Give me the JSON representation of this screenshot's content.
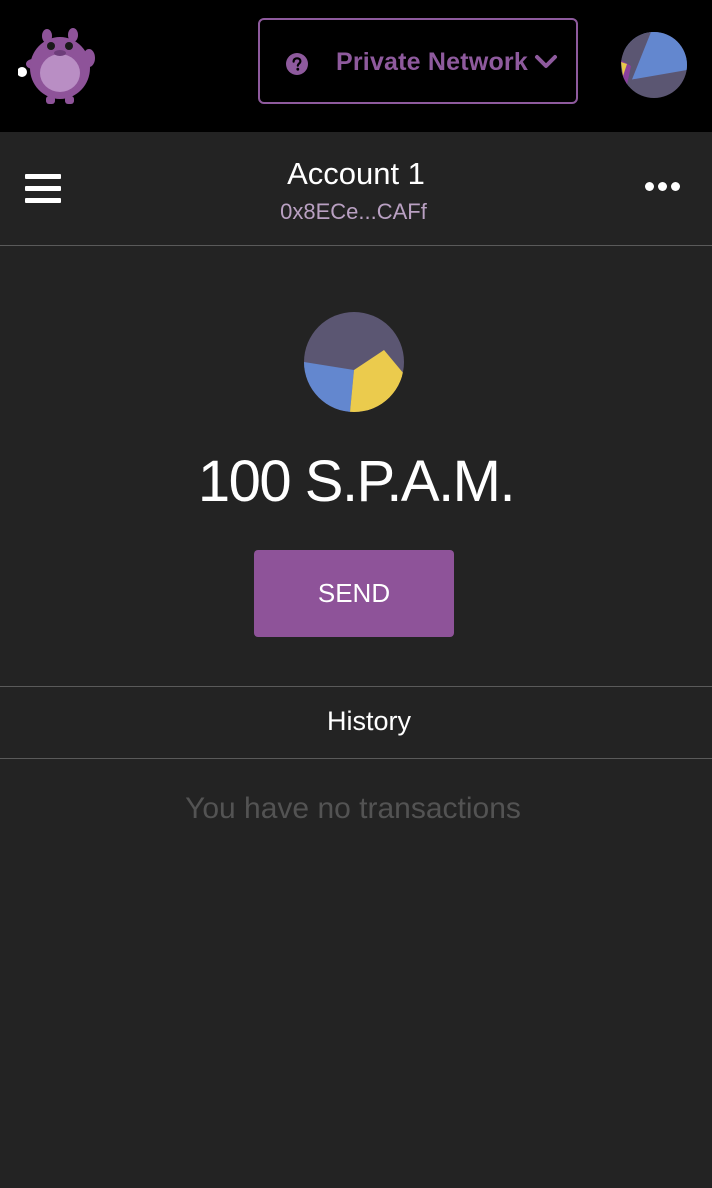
{
  "topbar": {
    "logo_icon": "mascot-logo-icon",
    "network": {
      "icon": "question-circle-icon",
      "label": "Private Network",
      "dropdown_icon": "chevron-down-icon"
    },
    "account_avatar_icon": "identicon-icon"
  },
  "account": {
    "menu_icon": "hamburger-menu-icon",
    "name": "Account 1",
    "address": "0x8ECe...CAFf",
    "options_icon": "more-dots-icon"
  },
  "wallet": {
    "avatar_icon": "token-identicon-icon",
    "balance": "100 S.P.A.M.",
    "send_label": "SEND"
  },
  "history": {
    "title": "History",
    "empty_message": "You have no transactions"
  },
  "colors": {
    "topbar_bg": "#000000",
    "page_bg": "#232323",
    "accent": "#8e5399",
    "address_text": "#b9a0c2",
    "divider": "#5a5a5a",
    "muted_text": "#535353"
  }
}
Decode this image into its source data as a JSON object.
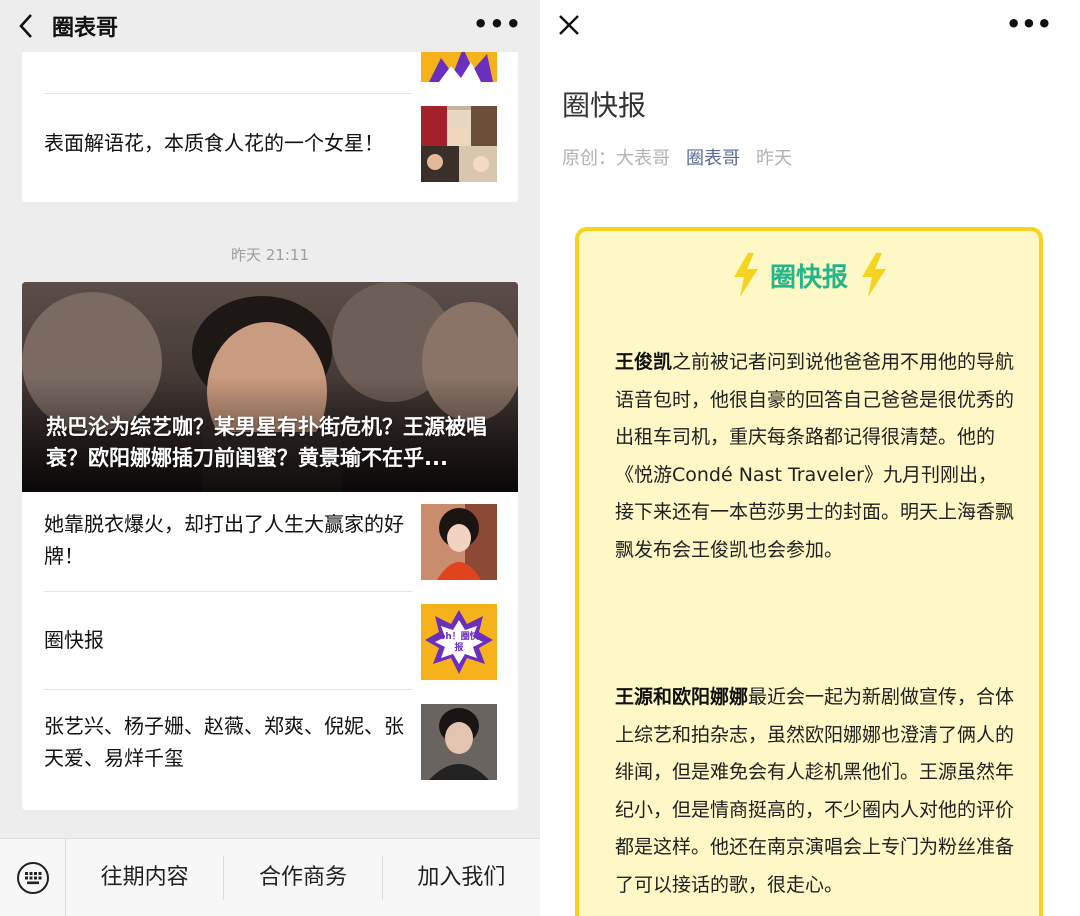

________________________

**Work instructions**
Return the entries unchanged, save for the pictures, which do not belong in the copy.

**Problem solution**
Give me the JSON representation of this screenshot's content.
{
  "topbar": {
    "logo_icon": "mascot-logo-icon",
    "network": {
      "icon": "question-circle-icon",
      "label": "Private Network",
      "dropdown_icon": "chevron-down-icon"
    },
    "account_avatar_icon": "identicon-icon"
  },
  "account": {
    "menu_icon": "hamburger-menu-icon",
    "name": "Account 1",
    "address": "0x8ECe...CAFf",
    "options_icon": "more-dots-icon"
  },
  "wallet": {
    "avatar_icon": "token-identicon-icon",
    "balance": "100 S.P.A.M.",
    "send_label": "SEND"
  },
  "history": {
    "title": "History",
    "empty_message": "You have no transactions"
  },
  "colors": {
    "topbar_bg": "#000000",
    "page_bg": "#232323",
    "accent": "#8e5399",
    "address_text": "#b9a0c2",
    "divider": "#5a5a5a",
    "muted_text": "#535353"
  }
}
Decode this image into its source data as a JSON object.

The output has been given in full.